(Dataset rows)

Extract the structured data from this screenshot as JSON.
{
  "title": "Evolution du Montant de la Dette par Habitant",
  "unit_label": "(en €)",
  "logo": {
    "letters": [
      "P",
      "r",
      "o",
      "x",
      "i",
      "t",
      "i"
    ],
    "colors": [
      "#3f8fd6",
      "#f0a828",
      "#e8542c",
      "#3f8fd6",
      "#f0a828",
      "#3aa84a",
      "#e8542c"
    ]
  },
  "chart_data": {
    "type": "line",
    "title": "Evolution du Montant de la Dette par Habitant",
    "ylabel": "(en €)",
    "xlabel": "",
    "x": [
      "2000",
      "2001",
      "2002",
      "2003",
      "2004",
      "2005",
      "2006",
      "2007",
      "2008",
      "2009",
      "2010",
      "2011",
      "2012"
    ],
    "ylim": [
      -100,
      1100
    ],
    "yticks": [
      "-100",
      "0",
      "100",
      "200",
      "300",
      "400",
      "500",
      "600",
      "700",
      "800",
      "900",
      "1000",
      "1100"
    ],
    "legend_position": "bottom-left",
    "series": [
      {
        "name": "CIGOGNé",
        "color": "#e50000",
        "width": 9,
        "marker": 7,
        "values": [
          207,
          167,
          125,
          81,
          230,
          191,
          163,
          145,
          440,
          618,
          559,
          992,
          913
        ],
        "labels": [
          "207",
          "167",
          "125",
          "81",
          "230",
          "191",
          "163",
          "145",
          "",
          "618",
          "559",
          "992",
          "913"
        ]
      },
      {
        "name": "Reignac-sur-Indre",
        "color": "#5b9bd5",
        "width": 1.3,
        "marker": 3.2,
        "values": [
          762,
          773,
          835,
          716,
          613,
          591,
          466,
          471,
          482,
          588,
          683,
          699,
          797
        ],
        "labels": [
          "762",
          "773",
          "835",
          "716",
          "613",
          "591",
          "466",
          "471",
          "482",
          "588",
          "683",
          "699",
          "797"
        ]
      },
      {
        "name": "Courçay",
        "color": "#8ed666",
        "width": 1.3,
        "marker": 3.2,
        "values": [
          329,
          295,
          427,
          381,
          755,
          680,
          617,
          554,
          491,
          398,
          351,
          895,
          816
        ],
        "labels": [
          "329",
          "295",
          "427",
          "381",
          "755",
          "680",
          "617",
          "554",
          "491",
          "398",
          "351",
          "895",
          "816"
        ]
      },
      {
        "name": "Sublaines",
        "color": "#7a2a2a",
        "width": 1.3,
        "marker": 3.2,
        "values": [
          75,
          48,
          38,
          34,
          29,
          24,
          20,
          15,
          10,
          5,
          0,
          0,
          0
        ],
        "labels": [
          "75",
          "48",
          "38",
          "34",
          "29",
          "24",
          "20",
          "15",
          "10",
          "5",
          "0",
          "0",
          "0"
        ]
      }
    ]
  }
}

:: What to produce ::
Find all lines with "Habitant" in them and copy each one.

:: Solution for this task ::
  "title": "Evolution du Montant de la Dette par Habitant",
    "title": "Evolution du Montant de la Dette par Habitant",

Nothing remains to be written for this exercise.